[Dataset entries]
.....
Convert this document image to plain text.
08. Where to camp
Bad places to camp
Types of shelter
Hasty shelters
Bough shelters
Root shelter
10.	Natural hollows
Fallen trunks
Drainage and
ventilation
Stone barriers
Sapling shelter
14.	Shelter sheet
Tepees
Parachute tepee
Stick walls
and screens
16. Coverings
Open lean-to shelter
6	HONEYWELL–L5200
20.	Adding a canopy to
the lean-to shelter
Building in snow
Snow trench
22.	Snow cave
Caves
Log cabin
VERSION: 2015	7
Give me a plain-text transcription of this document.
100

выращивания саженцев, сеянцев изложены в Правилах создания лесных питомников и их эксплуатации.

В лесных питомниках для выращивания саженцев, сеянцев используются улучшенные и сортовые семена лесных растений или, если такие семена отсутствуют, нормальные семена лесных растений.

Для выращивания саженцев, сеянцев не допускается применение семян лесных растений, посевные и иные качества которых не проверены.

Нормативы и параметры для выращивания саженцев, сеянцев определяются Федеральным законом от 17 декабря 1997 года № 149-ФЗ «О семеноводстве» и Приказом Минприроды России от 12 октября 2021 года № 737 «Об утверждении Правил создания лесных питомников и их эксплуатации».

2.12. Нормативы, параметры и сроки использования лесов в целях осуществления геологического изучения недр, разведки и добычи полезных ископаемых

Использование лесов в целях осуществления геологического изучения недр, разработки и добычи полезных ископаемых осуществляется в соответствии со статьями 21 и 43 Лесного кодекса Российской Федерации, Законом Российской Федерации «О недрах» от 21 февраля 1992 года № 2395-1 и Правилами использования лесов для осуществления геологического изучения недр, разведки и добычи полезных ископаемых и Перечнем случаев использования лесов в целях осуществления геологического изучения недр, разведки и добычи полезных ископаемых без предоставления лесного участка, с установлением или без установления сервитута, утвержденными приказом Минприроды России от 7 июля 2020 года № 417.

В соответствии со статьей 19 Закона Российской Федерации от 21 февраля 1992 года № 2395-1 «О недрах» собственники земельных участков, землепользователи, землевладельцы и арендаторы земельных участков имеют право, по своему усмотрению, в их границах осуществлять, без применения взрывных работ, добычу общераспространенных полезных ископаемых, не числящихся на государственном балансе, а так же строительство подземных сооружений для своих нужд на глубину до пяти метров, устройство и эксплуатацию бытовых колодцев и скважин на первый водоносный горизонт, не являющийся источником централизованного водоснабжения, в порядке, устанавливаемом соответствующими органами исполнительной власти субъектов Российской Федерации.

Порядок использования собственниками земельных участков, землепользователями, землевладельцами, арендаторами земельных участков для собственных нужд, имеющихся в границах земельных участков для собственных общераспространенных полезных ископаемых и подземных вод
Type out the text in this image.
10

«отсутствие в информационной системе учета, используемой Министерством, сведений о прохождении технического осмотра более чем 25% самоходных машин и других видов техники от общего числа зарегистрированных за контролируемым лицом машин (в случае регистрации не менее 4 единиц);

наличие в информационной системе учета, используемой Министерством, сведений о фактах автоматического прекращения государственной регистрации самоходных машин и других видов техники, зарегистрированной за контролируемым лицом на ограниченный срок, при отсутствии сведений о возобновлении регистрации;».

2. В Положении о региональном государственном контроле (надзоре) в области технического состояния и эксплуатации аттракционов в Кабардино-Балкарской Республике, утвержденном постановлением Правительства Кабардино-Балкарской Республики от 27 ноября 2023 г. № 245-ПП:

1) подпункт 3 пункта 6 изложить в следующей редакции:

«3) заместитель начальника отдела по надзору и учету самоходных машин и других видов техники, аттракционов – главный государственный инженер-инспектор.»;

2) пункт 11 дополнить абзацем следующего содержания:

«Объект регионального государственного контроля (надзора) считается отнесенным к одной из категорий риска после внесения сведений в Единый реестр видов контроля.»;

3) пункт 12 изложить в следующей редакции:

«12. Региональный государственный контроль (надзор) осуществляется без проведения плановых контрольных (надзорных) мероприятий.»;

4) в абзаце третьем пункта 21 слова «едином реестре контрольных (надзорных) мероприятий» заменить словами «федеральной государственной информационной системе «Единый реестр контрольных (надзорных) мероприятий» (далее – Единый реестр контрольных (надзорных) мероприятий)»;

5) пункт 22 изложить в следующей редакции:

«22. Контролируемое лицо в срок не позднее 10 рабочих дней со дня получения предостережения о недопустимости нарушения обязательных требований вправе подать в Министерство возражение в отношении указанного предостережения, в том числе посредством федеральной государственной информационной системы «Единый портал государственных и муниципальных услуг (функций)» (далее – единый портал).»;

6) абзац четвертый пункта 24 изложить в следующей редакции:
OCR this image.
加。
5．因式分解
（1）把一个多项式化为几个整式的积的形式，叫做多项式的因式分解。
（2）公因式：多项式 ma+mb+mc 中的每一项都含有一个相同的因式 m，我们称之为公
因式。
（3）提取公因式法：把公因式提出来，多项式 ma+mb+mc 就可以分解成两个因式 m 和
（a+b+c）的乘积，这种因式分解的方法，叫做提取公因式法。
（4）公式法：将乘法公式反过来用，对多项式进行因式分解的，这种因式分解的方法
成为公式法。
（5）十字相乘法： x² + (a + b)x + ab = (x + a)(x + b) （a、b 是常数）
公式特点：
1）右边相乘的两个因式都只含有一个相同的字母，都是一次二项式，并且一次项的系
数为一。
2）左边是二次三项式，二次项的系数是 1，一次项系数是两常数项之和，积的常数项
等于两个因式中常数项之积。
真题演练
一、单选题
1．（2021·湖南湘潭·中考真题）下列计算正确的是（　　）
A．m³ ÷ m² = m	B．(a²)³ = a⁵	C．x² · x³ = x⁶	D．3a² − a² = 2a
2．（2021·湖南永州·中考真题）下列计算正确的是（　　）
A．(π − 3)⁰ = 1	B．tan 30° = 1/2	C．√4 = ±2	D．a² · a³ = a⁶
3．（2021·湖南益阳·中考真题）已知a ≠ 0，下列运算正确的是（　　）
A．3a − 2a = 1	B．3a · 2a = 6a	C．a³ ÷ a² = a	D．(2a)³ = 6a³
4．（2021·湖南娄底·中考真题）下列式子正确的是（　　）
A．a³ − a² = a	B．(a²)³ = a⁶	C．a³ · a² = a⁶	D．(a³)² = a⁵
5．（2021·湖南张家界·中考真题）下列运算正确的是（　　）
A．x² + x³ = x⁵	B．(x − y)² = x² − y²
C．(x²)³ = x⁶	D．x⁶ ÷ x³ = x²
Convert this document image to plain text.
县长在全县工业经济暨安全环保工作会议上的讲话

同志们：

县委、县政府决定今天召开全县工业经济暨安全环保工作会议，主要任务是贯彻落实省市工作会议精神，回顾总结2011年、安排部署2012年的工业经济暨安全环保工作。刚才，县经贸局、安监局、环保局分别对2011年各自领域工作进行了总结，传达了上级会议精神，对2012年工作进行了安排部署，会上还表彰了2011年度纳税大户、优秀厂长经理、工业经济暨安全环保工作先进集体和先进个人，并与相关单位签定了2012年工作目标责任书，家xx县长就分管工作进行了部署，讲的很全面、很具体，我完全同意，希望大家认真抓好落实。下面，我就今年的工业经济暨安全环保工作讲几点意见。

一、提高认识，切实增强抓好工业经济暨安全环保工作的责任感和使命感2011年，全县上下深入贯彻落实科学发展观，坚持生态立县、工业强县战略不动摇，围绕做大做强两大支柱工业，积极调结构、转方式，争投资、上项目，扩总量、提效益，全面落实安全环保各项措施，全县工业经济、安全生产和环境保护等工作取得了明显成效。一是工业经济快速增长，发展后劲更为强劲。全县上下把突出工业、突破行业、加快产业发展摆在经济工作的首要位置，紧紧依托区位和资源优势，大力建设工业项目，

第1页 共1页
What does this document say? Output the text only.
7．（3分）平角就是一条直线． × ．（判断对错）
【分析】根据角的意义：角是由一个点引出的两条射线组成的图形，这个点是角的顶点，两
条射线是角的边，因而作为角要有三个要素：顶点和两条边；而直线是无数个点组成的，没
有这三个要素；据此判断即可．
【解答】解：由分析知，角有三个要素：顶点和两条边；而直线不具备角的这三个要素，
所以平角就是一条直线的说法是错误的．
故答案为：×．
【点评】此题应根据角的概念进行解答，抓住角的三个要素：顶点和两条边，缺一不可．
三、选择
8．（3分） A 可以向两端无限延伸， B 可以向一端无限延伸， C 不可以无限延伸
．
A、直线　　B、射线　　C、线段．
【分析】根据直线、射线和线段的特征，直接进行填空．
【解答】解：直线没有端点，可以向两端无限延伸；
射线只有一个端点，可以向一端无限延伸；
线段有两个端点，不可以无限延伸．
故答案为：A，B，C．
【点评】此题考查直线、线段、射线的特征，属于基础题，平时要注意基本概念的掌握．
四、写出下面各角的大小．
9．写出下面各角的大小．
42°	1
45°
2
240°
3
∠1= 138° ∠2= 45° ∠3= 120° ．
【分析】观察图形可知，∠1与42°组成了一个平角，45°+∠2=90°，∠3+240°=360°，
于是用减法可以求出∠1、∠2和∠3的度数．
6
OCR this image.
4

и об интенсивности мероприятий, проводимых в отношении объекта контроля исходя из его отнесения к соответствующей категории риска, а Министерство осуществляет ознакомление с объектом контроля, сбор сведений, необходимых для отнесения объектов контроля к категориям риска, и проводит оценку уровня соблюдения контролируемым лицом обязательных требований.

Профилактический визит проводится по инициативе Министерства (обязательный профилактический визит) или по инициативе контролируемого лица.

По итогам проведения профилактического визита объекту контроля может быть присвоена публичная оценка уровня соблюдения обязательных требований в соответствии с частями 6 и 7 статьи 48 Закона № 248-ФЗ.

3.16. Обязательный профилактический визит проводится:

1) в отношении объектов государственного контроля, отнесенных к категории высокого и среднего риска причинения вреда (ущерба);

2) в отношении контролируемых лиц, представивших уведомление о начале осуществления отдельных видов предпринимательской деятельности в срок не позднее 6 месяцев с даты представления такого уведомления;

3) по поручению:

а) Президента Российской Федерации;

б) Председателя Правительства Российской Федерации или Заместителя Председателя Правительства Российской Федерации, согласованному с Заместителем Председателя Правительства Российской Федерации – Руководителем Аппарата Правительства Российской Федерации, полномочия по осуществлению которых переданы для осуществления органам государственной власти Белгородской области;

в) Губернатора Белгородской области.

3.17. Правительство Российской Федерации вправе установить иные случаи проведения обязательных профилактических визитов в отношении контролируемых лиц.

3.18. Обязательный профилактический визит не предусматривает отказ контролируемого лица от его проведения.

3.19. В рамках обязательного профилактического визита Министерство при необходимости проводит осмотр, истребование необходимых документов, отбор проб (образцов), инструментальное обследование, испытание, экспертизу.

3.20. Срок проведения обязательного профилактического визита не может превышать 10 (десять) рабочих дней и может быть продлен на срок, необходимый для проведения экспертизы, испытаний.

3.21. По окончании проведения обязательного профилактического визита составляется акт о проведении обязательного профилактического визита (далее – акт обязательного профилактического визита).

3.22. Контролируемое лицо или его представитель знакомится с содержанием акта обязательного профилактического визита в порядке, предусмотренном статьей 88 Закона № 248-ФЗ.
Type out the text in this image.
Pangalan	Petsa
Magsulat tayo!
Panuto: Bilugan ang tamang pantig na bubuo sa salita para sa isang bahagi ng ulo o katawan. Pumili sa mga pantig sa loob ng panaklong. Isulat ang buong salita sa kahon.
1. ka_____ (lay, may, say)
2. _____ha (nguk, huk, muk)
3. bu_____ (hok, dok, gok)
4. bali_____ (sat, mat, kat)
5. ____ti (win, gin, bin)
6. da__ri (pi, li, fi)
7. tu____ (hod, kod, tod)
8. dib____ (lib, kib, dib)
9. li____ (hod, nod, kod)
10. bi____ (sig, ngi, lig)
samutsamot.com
.....
### Short exercise
Extract each line holding the word "может" from the records.

### Solved problem
По итогам проведения профилактического визита объекту контроля может быть присвоена публичная оценка уровня соблюдения обязательных требований в соответствии с частями 6 и 7 статьи 48 Закона № 248-ФЗ.
3.20. Срок проведения обязательного профилактического визита не может превышать 10 (десять) рабочих дней и может быть продлен на срок, необходимый для проведения экспертизы, испытаний.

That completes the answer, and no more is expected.